◆ Task requirements: Copy out every line that contains the word "général".
═════ Records
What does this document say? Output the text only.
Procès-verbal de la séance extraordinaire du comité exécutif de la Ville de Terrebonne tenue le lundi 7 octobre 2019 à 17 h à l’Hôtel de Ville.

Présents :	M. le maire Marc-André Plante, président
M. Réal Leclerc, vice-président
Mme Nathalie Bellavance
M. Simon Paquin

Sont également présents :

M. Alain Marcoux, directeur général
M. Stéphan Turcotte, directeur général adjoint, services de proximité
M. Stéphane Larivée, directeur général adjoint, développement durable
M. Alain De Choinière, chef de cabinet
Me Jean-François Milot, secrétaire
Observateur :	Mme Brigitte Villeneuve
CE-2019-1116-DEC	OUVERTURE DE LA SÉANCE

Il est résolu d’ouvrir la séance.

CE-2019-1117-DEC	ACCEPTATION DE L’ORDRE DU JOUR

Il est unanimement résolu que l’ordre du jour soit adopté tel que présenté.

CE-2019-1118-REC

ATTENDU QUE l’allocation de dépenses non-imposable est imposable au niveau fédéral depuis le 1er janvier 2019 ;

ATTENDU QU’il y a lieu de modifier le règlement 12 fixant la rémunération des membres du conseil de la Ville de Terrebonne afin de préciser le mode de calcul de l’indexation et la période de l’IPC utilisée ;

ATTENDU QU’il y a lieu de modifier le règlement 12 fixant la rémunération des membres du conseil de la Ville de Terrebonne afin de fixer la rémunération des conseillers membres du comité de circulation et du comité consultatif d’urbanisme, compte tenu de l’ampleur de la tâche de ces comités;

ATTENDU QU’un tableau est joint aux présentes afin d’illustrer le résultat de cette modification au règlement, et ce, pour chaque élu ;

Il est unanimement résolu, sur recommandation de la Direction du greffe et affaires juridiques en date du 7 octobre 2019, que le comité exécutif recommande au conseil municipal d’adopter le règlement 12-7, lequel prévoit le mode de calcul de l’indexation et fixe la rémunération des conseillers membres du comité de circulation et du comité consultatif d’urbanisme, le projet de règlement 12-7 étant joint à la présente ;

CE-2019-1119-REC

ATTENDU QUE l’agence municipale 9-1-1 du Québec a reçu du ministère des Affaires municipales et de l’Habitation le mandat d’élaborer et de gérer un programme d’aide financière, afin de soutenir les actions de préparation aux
══════════
◆ Solution to this problem:
M. Alain Marcoux, directeur général
M. Stéphan Turcotte, directeur général adjoint, services de proximité
M. Stéphane Larivée, directeur général adjoint, développement durable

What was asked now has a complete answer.